-- Exercise inputs start --
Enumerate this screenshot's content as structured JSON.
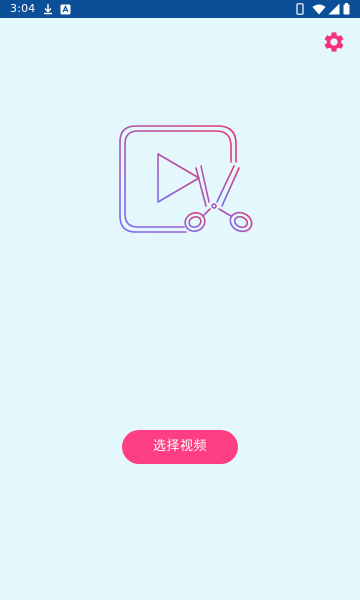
{
  "status_bar": {
    "time": "3:04",
    "background_color": "#0b4f98",
    "left_icons": [
      "download-icon",
      "app-notification-icon"
    ],
    "right_icons": [
      "phone-icon",
      "wifi-icon",
      "signal-icon",
      "battery-icon"
    ]
  },
  "toolbar": {
    "settings_icon": "gear-icon",
    "accent_color": "#f4327d"
  },
  "hero": {
    "logo_icon": "video-cut-icon",
    "gradient_colors": [
      "#e43a6c",
      "#7b6cf0"
    ]
  },
  "main": {
    "select_video_label": "选择视频",
    "button_color": "#fd3e82"
  },
  "page": {
    "background_color": "#e4f7fd"
  }
}
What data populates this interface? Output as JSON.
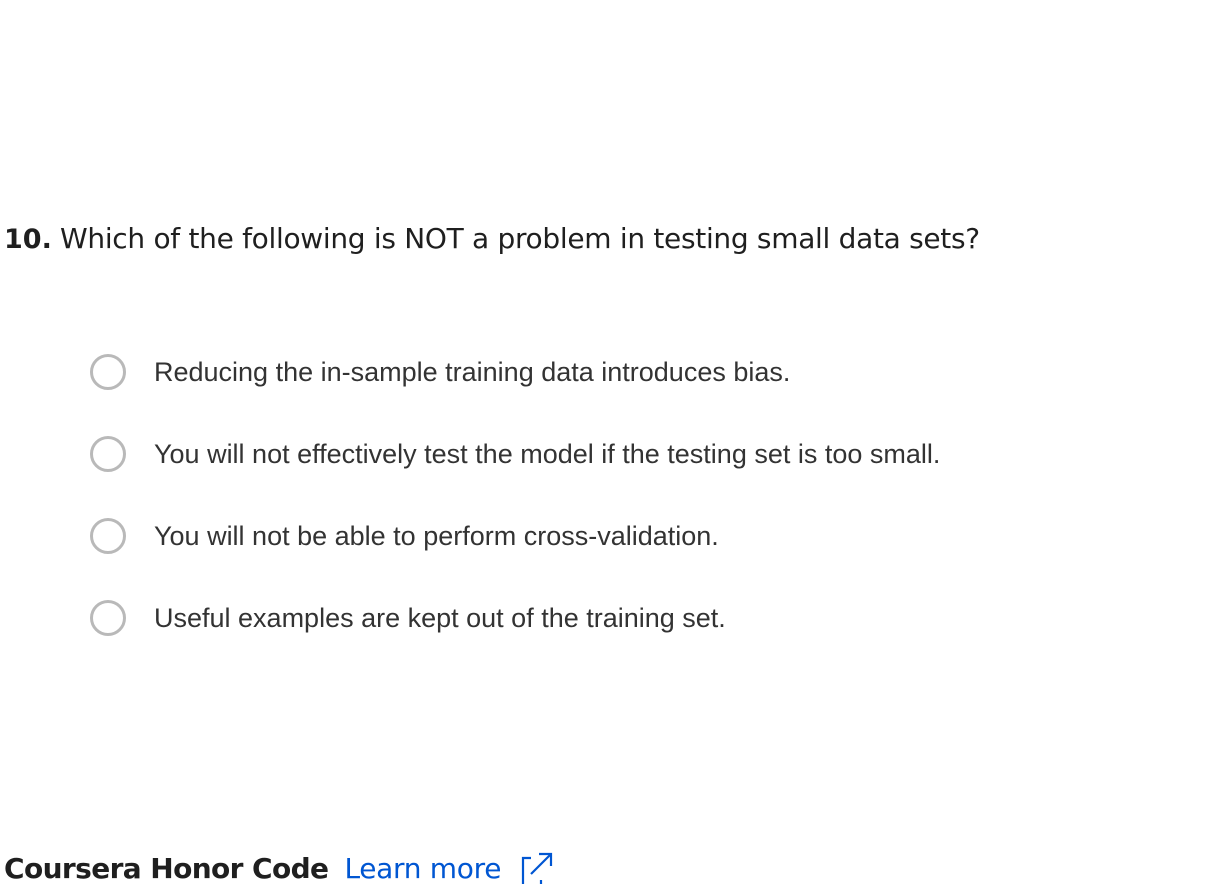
{
  "question": {
    "number": "10.",
    "text": "Which of the following is NOT a problem in testing small data sets?"
  },
  "options": [
    {
      "label": "Reducing the in-sample training data introduces bias.",
      "selected": false
    },
    {
      "label": "You will not effectively test the model if the testing set is too small.",
      "selected": false
    },
    {
      "label": "You will not be able to perform cross-validation.",
      "selected": false
    },
    {
      "label": "Useful examples are kept out of the training set.",
      "selected": false
    }
  ],
  "footer": {
    "honor_code_label": "Coursera Honor Code",
    "learn_more_label": "Learn more",
    "learn_more_icon": "external-link-icon"
  },
  "colors": {
    "link": "#0056d2",
    "radio_border": "#b9b9b9",
    "text": "#1f1f1f"
  }
}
-- Exercise inputs end --
▶ Required task: Take the line that contains "What data populates" and every line after it up to the end of the records above, and restate them exactly, without the pictures.

▶ Reply to the task:
What data populates this interface? Output as JSON.
{
  "question": {
    "number": "10.",
    "text": "Which of the following is NOT a problem in testing small data sets?"
  },
  "options": [
    {
      "label": "Reducing the in-sample training data introduces bias.",
      "selected": false
    },
    {
      "label": "You will not effectively test the model if the testing set is too small.",
      "selected": false
    },
    {
      "label": "You will not be able to perform cross-validation.",
      "selected": false
    },
    {
      "label": "Useful examples are kept out of the training set.",
      "selected": false
    }
  ],
  "footer": {
    "honor_code_label": "Coursera Honor Code",
    "learn_more_label": "Learn more",
    "learn_more_icon": "external-link-icon"
  },
  "colors": {
    "link": "#0056d2",
    "radio_border": "#b9b9b9",
    "text": "#1f1f1f"
  }
}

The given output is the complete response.